> _Problem to work on_: Every entry needs to be reproduced exactly.

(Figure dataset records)
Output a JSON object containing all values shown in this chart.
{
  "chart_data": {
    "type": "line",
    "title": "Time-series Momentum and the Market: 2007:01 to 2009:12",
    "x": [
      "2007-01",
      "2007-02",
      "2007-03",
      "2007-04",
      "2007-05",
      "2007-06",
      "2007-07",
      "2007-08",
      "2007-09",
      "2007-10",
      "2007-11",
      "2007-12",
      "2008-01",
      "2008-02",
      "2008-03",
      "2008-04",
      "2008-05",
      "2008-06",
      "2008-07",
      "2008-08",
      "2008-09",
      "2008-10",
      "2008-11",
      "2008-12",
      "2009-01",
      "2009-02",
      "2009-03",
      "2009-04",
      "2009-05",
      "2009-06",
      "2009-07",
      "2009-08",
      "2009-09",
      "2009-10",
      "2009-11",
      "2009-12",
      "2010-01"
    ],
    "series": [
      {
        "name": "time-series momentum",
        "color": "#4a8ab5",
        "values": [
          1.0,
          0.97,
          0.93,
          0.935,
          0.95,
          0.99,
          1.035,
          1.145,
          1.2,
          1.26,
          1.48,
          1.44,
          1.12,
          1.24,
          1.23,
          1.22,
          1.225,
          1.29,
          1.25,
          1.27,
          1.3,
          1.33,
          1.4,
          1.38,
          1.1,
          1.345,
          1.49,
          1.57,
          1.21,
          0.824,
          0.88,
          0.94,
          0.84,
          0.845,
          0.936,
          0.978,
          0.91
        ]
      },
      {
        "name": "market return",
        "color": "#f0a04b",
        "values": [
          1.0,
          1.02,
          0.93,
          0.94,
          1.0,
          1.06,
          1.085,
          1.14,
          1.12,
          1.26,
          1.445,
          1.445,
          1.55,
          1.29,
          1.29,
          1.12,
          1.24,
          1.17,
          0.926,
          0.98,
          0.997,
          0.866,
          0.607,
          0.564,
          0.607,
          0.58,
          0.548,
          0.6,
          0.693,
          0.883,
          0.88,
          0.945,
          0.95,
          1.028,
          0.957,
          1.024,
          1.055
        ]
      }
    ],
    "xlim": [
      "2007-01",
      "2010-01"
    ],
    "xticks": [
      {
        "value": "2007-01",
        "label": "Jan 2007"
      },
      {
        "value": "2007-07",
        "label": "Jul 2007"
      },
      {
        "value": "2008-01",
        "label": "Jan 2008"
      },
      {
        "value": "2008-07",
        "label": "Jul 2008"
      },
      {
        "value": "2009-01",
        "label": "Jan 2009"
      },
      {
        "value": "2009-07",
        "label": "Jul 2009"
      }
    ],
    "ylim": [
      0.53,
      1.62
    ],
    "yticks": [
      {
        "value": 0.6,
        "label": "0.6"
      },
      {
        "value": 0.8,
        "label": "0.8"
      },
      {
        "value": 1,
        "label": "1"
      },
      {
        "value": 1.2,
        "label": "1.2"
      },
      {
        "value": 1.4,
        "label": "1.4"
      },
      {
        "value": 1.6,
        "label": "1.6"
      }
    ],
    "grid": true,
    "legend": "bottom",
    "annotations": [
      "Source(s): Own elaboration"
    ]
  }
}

> _Output_:
Output a JSON object containing all values shown in this chart.
{
  "chart_data": {
    "type": "line",
    "title": "Time-series Momentum and the Market: 2007:01 to 2009:12",
    "x": [
      "2007-01",
      "2007-02",
      "2007-03",
      "2007-04",
      "2007-05",
      "2007-06",
      "2007-07",
      "2007-08",
      "2007-09",
      "2007-10",
      "2007-11",
      "2007-12",
      "2008-01",
      "2008-02",
      "2008-03",
      "2008-04",
      "2008-05",
      "2008-06",
      "2008-07",
      "2008-08",
      "2008-09",
      "2008-10",
      "2008-11",
      "2008-12",
      "2009-01",
      "2009-02",
      "2009-03",
      "2009-04",
      "2009-05",
      "2009-06",
      "2009-07",
      "2009-08",
      "2009-09",
      "2009-10",
      "2009-11",
      "2009-12",
      "2010-01"
    ],
    "series": [
      {
        "name": "time-series momentum",
        "color": "#4a8ab5",
        "values": [
          1.0,
          0.97,
          0.93,
          0.935,
          0.95,
          0.99,
          1.035,
          1.145,
          1.2,
          1.26,
          1.48,
          1.44,
          1.12,
          1.24,
          1.23,
          1.22,
          1.225,
          1.29,
          1.25,
          1.27,
          1.3,
          1.33,
          1.4,
          1.38,
          1.1,
          1.345,
          1.49,
          1.57,
          1.21,
          0.824,
          0.88,
          0.94,
          0.84,
          0.845,
          0.936,
          0.978,
          0.91
        ]
      },
      {
        "name": "market return",
        "color": "#f0a04b",
        "values": [
          1.0,
          1.02,
          0.93,
          0.94,
          1.0,
          1.06,
          1.085,
          1.14,
          1.12,
          1.26,
          1.445,
          1.445,
          1.55,
          1.29,
          1.29,
          1.12,
          1.24,
          1.17,
          0.926,
          0.98,
          0.997,
          0.866,
          0.607,
          0.564,
          0.607,
          0.58,
          0.548,
          0.6,
          0.693,
          0.883,
          0.88,
          0.945,
          0.95,
          1.028,
          0.957,
          1.024,
          1.055
        ]
      }
    ],
    "xlim": [
      "2007-01",
      "2010-01"
    ],
    "xticks": [
      {
        "value": "2007-01",
        "label": "Jan 2007"
      },
      {
        "value": "2007-07",
        "label": "Jul 2007"
      },
      {
        "value": "2008-01",
        "label": "Jan 2008"
      },
      {
        "value": "2008-07",
        "label": "Jul 2008"
      },
      {
        "value": "2009-01",
        "label": "Jan 2009"
      },
      {
        "value": "2009-07",
        "label": "Jul 2009"
      }
    ],
    "ylim": [
      0.53,
      1.62
    ],
    "yticks": [
      {
        "value": 0.6,
        "label": "0.6"
      },
      {
        "value": 0.8,
        "label": "0.8"
      },
      {
        "value": 1,
        "label": "1"
      },
      {
        "value": 1.2,
        "label": "1.2"
      },
      {
        "value": 1.4,
        "label": "1.4"
      },
      {
        "value": 1.6,
        "label": "1.6"
      }
    ],
    "grid": true,
    "legend": "bottom",
    "annotations": [
      "Source(s): Own elaboration"
    ]
  }
}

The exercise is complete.